» WHAT IS BEING ASKED: Collect each line holding the string "heading".

[START RECORDS SHOWN]

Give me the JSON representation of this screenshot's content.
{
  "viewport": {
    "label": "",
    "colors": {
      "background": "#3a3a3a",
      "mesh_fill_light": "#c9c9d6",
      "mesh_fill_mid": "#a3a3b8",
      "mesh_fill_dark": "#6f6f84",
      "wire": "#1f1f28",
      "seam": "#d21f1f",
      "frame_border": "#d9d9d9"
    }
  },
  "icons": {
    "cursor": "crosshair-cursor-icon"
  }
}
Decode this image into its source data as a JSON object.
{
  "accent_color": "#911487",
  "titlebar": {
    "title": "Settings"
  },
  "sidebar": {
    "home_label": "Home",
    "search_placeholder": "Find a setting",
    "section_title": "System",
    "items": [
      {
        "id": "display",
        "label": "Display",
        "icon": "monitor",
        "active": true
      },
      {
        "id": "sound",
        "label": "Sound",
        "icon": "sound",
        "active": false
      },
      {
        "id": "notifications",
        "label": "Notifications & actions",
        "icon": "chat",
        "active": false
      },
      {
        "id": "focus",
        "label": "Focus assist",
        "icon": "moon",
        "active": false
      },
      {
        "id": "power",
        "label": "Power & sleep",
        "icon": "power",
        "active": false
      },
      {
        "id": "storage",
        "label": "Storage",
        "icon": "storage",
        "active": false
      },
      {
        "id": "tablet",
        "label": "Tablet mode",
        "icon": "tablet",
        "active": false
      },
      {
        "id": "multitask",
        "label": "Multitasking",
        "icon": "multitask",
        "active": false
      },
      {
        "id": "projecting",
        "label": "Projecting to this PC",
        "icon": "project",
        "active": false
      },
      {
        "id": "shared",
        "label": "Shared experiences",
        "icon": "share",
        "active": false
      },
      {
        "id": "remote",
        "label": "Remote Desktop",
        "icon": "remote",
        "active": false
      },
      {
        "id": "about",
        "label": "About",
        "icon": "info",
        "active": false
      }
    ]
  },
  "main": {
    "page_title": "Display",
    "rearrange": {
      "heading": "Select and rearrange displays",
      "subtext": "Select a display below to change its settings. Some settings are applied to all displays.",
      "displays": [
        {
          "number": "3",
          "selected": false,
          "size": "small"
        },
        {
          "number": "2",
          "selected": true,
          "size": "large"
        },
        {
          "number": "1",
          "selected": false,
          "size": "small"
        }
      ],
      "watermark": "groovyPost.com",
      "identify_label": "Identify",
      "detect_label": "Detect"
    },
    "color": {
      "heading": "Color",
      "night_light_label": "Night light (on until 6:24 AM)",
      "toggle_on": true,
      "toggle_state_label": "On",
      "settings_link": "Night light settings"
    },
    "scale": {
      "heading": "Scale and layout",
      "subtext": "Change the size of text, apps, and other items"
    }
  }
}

[END RECORDS SHOWN]

» SOLUTION FOR THIS TASK:
      "heading": "Select and rearrange displays",
      "heading": "Color",
      "heading": "Scale and layout",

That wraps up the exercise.